◆ GOAL ◆
Wherever the word "zamówienia" shows up in a line, please copy that line.

◆ Dataset entries ◆
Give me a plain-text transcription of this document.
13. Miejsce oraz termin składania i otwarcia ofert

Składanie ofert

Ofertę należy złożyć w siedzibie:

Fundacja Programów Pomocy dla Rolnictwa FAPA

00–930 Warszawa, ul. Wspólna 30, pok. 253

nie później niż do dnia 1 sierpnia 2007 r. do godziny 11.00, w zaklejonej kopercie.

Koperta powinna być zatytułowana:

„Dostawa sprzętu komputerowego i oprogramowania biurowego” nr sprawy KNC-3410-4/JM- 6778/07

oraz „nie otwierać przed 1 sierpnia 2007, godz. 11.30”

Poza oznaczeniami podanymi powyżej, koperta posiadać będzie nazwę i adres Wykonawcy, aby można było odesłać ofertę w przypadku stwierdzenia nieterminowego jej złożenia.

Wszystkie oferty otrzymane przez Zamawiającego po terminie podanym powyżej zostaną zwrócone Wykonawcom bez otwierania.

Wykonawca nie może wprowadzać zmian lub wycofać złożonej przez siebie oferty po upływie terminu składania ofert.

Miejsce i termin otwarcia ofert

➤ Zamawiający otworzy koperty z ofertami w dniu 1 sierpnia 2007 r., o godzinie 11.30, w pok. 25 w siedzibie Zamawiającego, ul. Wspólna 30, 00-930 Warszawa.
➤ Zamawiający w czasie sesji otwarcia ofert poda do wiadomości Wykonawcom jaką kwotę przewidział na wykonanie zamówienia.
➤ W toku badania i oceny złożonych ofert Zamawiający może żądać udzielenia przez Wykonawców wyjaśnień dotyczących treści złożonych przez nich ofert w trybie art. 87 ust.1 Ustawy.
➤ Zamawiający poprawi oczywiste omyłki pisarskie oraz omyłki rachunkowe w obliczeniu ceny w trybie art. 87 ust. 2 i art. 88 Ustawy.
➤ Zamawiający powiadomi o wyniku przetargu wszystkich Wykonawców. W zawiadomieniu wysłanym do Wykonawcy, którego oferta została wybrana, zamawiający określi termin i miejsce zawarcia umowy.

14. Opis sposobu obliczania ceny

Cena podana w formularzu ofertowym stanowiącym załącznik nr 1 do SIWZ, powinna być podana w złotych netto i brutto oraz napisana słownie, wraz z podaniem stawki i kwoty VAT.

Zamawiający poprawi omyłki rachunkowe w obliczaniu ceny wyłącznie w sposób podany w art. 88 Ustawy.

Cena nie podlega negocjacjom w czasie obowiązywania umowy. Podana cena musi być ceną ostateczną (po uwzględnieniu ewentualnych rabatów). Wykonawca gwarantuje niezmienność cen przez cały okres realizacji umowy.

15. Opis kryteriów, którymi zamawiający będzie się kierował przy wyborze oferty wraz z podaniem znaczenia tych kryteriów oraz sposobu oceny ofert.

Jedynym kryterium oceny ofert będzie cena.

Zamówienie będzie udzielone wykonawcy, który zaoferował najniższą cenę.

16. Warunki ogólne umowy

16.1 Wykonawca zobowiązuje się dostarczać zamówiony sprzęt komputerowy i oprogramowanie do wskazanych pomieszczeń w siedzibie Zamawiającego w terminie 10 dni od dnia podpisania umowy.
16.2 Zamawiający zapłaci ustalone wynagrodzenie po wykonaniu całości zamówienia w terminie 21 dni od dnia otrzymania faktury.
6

◆ OUTPUT OF THE TASK ◆
➤ Zamawiający w czasie sesji otwarcia ofert poda do wiadomości Wykonawcom jaką kwotę przewidział na wykonanie zamówienia.
16.2 Zamawiający zapłaci ustalone wynagrodzenie po wykonaniu całości zamówienia w terminie 21 dni od dnia otrzymania faktury.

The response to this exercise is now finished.